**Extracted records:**
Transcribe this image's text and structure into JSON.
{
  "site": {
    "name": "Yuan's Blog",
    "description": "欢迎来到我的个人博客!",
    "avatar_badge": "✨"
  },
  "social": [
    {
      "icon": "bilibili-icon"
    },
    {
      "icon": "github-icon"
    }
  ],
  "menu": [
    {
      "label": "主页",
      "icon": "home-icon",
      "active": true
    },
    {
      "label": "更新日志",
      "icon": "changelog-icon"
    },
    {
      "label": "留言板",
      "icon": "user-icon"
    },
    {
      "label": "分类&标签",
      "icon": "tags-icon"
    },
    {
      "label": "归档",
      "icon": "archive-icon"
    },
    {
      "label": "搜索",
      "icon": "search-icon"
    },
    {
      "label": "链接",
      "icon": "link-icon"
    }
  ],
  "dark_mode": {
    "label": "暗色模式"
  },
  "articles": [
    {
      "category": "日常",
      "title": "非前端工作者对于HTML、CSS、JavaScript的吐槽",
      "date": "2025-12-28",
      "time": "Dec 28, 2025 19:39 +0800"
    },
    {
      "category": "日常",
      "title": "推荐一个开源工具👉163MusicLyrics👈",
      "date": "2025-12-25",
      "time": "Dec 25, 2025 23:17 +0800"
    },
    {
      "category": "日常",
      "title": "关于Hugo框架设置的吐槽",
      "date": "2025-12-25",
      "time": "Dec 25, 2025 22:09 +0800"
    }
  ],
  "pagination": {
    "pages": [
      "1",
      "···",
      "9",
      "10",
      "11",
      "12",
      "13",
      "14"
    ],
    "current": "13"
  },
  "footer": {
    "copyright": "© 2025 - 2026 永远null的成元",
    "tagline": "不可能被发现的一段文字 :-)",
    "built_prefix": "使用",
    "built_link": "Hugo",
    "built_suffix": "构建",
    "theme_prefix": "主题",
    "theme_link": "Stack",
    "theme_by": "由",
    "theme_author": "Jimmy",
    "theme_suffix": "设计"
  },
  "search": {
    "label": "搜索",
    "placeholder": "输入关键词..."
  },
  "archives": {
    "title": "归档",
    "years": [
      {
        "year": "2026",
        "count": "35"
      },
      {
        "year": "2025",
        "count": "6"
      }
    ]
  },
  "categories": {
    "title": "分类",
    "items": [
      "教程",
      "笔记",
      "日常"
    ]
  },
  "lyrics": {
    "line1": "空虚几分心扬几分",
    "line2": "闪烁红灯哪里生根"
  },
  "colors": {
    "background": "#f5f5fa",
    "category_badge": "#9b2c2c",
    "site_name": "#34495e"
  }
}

**What you need to do:** Find how many lines in the material hold the word "title" and state that number alone.

**Exercise output:** 5